▶ _Exercise description_
Tally the lines containing the word "Complex", and report the tally alone.
####################
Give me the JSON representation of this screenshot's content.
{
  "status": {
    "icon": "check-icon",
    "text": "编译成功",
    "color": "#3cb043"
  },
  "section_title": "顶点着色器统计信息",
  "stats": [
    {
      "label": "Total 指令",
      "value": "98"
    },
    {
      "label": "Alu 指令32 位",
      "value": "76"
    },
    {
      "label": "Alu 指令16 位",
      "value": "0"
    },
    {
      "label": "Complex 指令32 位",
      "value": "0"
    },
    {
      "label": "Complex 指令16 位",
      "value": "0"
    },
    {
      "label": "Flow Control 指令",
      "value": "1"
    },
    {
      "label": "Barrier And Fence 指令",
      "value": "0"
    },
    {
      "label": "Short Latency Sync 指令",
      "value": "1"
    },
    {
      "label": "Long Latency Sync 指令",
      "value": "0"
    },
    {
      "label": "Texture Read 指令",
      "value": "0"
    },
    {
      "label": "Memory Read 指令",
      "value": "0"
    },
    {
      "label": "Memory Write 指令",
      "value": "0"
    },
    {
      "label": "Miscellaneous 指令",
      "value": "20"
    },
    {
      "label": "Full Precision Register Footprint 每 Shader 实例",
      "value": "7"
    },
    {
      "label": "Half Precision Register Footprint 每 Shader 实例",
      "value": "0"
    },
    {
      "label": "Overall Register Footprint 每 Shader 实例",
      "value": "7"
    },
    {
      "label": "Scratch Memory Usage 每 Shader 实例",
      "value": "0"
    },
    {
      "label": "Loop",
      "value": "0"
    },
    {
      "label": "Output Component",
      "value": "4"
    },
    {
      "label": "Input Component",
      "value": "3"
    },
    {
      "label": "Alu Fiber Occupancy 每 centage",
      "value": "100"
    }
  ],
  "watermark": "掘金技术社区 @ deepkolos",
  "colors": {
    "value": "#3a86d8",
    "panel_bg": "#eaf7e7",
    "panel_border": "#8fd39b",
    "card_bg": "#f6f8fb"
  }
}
####################
▶ _Final result_
2